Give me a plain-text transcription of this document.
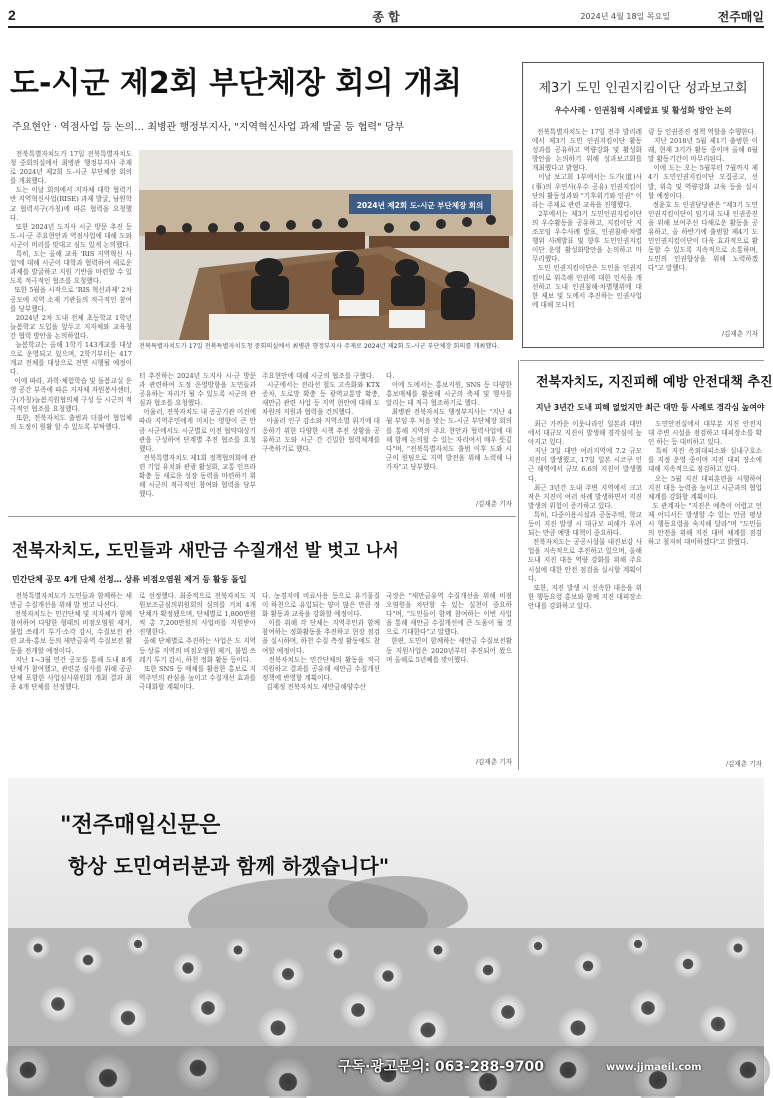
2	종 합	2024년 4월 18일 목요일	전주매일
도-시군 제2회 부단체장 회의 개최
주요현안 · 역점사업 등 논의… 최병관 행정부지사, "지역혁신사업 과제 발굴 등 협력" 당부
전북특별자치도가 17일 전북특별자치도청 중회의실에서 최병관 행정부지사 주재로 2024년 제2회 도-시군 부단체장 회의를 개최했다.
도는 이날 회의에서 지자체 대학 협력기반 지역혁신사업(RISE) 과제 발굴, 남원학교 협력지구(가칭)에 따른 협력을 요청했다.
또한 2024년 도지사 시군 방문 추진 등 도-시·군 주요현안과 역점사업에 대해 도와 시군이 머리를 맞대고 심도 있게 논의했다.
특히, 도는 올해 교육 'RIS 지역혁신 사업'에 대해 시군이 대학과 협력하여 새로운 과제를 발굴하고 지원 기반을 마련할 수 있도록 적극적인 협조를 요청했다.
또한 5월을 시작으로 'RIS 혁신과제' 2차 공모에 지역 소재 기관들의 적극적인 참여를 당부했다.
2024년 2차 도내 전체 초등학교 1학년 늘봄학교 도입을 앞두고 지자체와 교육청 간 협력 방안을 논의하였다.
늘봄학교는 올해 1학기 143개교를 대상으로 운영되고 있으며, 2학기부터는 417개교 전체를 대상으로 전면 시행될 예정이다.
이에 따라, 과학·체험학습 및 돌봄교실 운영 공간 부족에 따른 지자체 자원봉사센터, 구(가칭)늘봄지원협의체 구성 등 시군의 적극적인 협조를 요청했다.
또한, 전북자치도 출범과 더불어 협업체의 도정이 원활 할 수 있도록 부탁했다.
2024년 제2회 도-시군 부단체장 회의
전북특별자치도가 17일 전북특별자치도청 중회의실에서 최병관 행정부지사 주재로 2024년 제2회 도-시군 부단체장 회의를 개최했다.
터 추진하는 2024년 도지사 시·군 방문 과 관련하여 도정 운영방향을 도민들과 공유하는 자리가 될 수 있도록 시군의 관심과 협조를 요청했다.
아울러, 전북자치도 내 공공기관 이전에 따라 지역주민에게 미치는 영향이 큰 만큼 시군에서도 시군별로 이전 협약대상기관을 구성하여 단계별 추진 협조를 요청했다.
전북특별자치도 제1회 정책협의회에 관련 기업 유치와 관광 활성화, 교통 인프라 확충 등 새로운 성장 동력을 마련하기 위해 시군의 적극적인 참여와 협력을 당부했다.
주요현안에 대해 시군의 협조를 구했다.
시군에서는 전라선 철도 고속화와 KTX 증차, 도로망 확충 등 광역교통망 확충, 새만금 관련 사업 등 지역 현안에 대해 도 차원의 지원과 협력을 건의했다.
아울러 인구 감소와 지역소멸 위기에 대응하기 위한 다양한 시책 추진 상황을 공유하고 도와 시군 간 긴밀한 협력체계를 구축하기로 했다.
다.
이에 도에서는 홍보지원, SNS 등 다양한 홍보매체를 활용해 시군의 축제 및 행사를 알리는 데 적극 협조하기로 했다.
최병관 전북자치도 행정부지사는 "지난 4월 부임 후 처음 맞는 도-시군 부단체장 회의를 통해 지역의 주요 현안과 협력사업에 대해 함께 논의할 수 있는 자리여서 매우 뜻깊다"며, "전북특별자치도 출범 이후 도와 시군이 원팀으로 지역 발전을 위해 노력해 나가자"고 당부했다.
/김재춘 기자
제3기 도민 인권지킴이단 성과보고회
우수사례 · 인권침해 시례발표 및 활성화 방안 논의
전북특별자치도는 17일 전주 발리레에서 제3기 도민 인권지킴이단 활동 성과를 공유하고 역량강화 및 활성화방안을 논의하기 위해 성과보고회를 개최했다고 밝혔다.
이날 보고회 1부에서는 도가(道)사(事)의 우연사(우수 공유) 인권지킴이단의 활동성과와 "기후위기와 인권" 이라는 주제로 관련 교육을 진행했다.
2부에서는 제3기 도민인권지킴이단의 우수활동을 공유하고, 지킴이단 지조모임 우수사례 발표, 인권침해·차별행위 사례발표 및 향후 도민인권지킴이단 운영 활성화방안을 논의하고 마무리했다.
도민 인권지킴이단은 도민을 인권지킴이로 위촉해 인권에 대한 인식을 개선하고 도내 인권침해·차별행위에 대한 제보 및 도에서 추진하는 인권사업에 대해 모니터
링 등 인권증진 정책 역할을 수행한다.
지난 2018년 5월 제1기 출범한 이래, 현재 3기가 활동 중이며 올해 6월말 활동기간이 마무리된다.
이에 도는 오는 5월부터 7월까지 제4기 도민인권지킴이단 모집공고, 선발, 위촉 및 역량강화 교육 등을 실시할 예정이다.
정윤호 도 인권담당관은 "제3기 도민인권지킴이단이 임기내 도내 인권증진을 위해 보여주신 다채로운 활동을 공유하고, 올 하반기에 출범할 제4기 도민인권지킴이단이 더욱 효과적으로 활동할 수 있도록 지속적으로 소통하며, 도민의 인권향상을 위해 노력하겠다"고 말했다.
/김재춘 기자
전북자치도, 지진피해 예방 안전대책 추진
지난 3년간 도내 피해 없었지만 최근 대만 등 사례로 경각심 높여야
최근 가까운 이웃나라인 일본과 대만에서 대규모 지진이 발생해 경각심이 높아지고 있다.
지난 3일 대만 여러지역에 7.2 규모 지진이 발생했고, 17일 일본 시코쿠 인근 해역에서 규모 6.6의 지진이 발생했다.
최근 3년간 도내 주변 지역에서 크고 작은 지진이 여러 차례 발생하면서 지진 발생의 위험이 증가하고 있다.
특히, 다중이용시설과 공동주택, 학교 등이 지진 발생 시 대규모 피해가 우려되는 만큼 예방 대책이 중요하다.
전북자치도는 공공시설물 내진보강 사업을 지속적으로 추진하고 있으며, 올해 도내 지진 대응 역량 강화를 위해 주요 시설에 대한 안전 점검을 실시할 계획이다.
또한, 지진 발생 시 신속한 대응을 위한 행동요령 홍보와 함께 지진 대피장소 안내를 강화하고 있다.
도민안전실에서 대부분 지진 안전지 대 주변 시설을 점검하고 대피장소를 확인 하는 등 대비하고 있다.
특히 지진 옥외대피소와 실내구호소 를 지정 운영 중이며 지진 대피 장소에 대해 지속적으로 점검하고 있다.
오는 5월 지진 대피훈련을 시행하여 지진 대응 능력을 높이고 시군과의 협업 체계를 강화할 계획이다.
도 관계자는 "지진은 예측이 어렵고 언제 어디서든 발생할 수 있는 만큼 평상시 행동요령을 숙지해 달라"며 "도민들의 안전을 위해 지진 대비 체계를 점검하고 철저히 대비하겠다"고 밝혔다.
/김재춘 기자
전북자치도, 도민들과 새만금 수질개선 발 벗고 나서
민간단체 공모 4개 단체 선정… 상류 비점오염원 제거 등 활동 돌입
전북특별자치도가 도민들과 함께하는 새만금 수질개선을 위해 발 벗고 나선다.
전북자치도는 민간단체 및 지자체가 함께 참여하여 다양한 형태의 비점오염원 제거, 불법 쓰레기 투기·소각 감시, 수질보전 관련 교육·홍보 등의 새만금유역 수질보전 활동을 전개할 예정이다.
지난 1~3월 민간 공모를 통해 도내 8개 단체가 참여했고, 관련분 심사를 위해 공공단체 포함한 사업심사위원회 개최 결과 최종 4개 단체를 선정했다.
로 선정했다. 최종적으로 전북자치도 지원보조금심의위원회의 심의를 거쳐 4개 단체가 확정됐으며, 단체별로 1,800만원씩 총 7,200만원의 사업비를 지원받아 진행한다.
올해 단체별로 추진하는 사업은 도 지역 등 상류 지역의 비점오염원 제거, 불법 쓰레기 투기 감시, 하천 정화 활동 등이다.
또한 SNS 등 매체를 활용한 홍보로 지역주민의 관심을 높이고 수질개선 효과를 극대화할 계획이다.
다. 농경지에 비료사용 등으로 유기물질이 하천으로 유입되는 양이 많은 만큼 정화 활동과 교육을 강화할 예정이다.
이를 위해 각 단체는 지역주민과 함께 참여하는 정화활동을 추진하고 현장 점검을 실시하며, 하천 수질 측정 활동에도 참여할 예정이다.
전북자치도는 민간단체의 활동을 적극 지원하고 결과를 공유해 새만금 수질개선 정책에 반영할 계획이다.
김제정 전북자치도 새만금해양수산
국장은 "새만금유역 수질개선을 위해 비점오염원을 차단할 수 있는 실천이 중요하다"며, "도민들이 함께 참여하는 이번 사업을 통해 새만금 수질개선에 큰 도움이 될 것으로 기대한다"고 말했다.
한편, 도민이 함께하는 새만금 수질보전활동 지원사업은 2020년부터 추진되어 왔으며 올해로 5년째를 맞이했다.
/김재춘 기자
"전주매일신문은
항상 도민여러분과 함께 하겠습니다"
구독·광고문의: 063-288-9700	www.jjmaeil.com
..........
__Direction__:
Only a number is expected here: the count of lines in the listing that hold the string "점검하고".

__Expected answer__:
3